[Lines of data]
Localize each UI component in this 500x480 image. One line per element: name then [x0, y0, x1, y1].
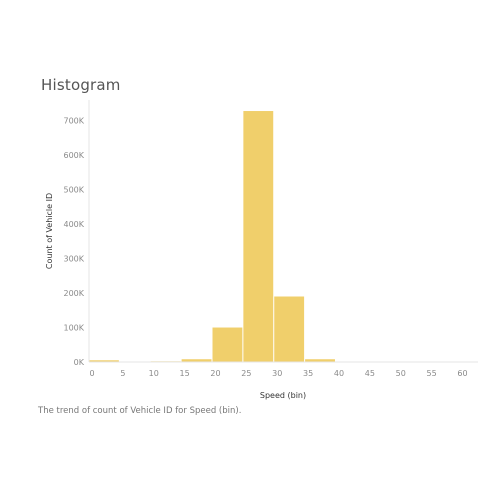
x-tick-label: 60 — [457, 369, 467, 378]
y-tick-label: 0K — [74, 358, 85, 367]
y-tick-label: 100K — [63, 324, 84, 333]
histogram-bar — [181, 359, 212, 362]
histogram-bar — [212, 327, 243, 362]
x-tick-label: 35 — [303, 369, 313, 378]
x-tick-label: 25 — [241, 369, 251, 378]
x-tick-label: 15 — [180, 369, 190, 378]
histogram-bar — [89, 360, 119, 362]
x-axis-label: Speed (bin) — [260, 391, 306, 400]
x-tick-label: 20 — [210, 369, 220, 378]
x-tick-label: 40 — [334, 369, 344, 378]
x-tick-label: 5 — [120, 369, 125, 378]
x-tick-label: 55 — [427, 369, 437, 378]
y-tick-label: 500K — [63, 186, 84, 195]
histogram-bar — [305, 359, 335, 362]
x-tick-label: 50 — [396, 369, 406, 378]
y-axis-label: Count of Vehicle ID — [45, 193, 54, 269]
x-tick-label: 30 — [272, 369, 282, 378]
bars-group — [89, 111, 366, 363]
x-tick-labels: 0 5 10 15 20 25 30 35 40 45 50 55 60 — [89, 369, 467, 378]
histogram-bar — [274, 296, 305, 362]
y-tick-label: 700K — [63, 117, 84, 126]
histogram-bar — [243, 111, 274, 362]
chart-title: Histogram — [41, 76, 121, 94]
x-tick-label: 0 — [89, 369, 94, 378]
y-tick-label: 300K — [63, 255, 84, 264]
x-tick-label: 45 — [365, 369, 375, 378]
y-tick-label: 400K — [63, 220, 84, 229]
y-tick-labels: 0K 100K 200K 300K 400K 500K 600K 700K — [63, 117, 84, 367]
y-tick-label: 600K — [63, 151, 84, 160]
y-tick-label: 200K — [63, 289, 84, 298]
chart-caption: The trend of count of Vehicle ID for Spe… — [38, 406, 242, 416]
x-tick-label: 10 — [149, 369, 159, 378]
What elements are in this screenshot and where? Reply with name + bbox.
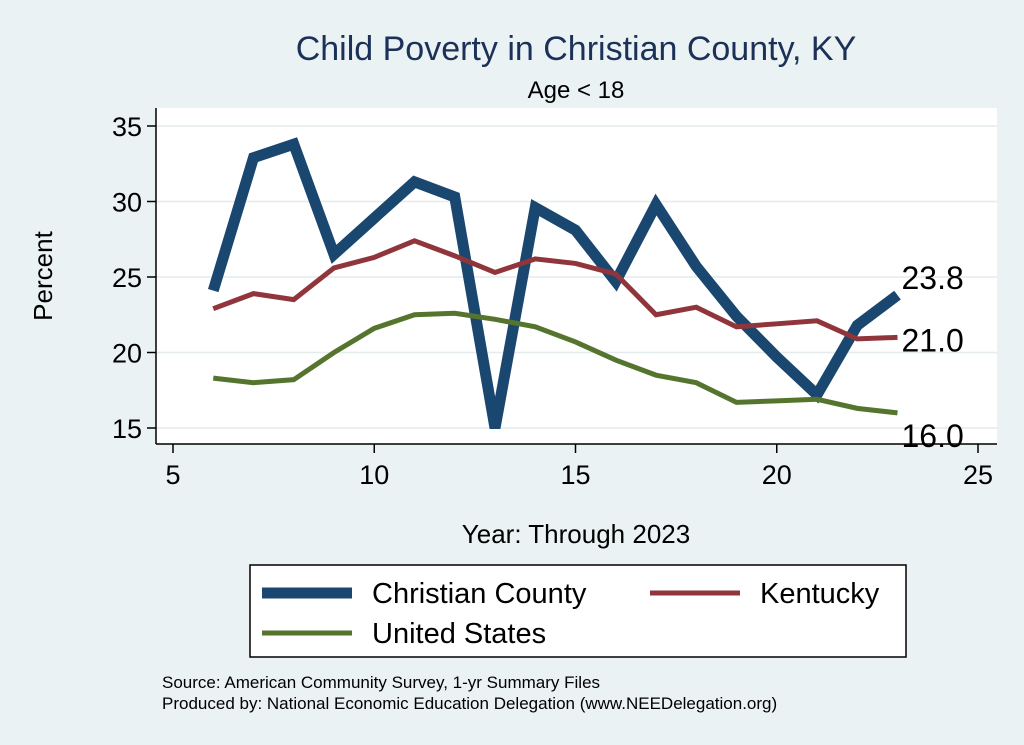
x-tick-label-5: 5 [165,460,180,490]
y-tick-label-30: 30 [112,188,142,218]
x-tick-label-15: 15 [560,460,590,490]
series-line-kentucky [212,238,898,342]
y-tick-label-25: 25 [112,263,142,293]
x-tick-label-20: 20 [762,460,792,490]
x-axis-label: Year: Through 2023 [462,519,690,549]
producer-note: Produced by: National Economic Education… [162,694,777,713]
end-label-united-states: 16.0 [902,418,964,454]
legend: Christian County Kentucky United States [249,564,907,658]
end-label-kentucky: 21.0 [902,322,964,358]
legend-box [249,564,907,658]
axes: 15 20 25 30 35 5 10 15 20 25 [112,108,997,490]
legend-label-united-states: United States [372,618,546,650]
x-tick-label-10: 10 [359,460,389,490]
series-line-christian-county [207,137,901,429]
end-value-labels: 23.8 21.0 16.0 [902,260,964,454]
x-tick-label-25: 25 [963,460,993,490]
series-lines [207,137,901,429]
chart-title: Child Poverty in Christian County, KY [296,30,857,68]
grid-lines [156,125,997,429]
legend-label-kentucky: Kentucky [760,578,880,610]
y-tick-label-20: 20 [112,339,142,369]
plot-area [156,108,997,444]
legend-label-christian-county: Christian County [372,578,587,610]
series-line-united-states [212,310,898,416]
y-tick-label-35: 35 [112,112,142,142]
y-axis-label: Percent [28,230,58,320]
end-label-christian-county: 23.8 [902,260,964,296]
y-tick-label-15: 15 [112,414,142,444]
source-note: Source: American Community Survey, 1-yr … [162,673,600,692]
chart-subtitle: Age < 18 [528,77,625,104]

## [Written task]
Retype every line of the listing above word for word, omitting the pictures.

## [Full output]
Localize each UI component in this 500x480 image. One line per element: name then [x0, y0, x1, y1].
x-tick-label: 60 — [457, 369, 467, 378]
y-tick-label: 0K — [74, 358, 85, 367]
y-tick-label: 100K — [63, 324, 84, 333]
histogram-bar — [181, 359, 212, 362]
histogram-bar — [212, 327, 243, 362]
x-tick-label: 35 — [303, 369, 313, 378]
x-tick-label: 25 — [241, 369, 251, 378]
x-tick-label: 15 — [180, 369, 190, 378]
histogram-bar — [89, 360, 119, 362]
x-axis-label: Speed (bin) — [260, 391, 306, 400]
x-tick-label: 20 — [210, 369, 220, 378]
x-tick-label: 40 — [334, 369, 344, 378]
x-tick-label: 5 — [120, 369, 125, 378]
x-tick-label: 55 — [427, 369, 437, 378]
y-tick-label: 500K — [63, 186, 84, 195]
histogram-bar — [305, 359, 335, 362]
x-tick-label: 50 — [396, 369, 406, 378]
y-axis-label: Count of Vehicle ID — [45, 193, 54, 269]
x-tick-label: 30 — [272, 369, 282, 378]
bars-group — [89, 111, 366, 363]
x-tick-labels: 0 5 10 15 20 25 30 35 40 45 50 55 60 — [89, 369, 467, 378]
histogram-bar — [274, 296, 305, 362]
y-tick-label: 700K — [63, 117, 84, 126]
histogram-bar — [243, 111, 274, 362]
chart-title: Histogram — [41, 76, 121, 94]
x-tick-label: 0 — [89, 369, 94, 378]
y-tick-label: 300K — [63, 255, 84, 264]
x-tick-label: 45 — [365, 369, 375, 378]
y-tick-label: 400K — [63, 220, 84, 229]
y-tick-labels: 0K 100K 200K 300K 400K 500K 600K 700K — [63, 117, 84, 367]
y-tick-label: 600K — [63, 151, 84, 160]
y-tick-label: 200K — [63, 289, 84, 298]
chart-caption: The trend of count of Vehicle ID for Spe… — [38, 406, 242, 416]
x-tick-label: 10 — [149, 369, 159, 378]
What elements are in this screenshot and where? Reply with name + bbox.
x-tick-label-5: 5 [165,460,180,490]
y-tick-label-30: 30 [112,188,142,218]
x-tick-label-15: 15 [560,460,590,490]
series-line-kentucky [212,238,898,342]
y-tick-label-25: 25 [112,263,142,293]
x-tick-label-20: 20 [762,460,792,490]
x-axis-label: Year: Through 2023 [462,519,690,549]
producer-note: Produced by: National Economic Education… [162,694,777,713]
end-label-united-states: 16.0 [902,418,964,454]
legend: Christian County Kentucky United States [249,564,907,658]
end-label-kentucky: 21.0 [902,322,964,358]
legend-box [249,564,907,658]
axes: 15 20 25 30 35 5 10 15 20 25 [112,108,997,490]
legend-label-united-states: United States [372,618,546,650]
x-tick-label-10: 10 [359,460,389,490]
series-line-christian-county [207,137,901,429]
end-value-labels: 23.8 21.0 16.0 [902,260,964,454]
x-tick-label-25: 25 [963,460,993,490]
series-lines [207,137,901,429]
chart-title: Child Poverty in Christian County, KY [296,30,857,68]
grid-lines [156,125,997,429]
legend-label-kentucky: Kentucky [760,578,880,610]
y-tick-label-20: 20 [112,339,142,369]
plot-area [156,108,997,444]
legend-label-christian-county: Christian County [372,578,587,610]
series-line-united-states [212,310,898,416]
y-tick-label-35: 35 [112,112,142,142]
y-axis-label: Percent [28,230,58,320]
end-label-christian-county: 23.8 [902,260,964,296]
y-tick-label-15: 15 [112,414,142,444]
source-note: Source: American Community Survey, 1-yr … [162,673,600,692]
chart-subtitle: Age < 18 [528,77,625,104]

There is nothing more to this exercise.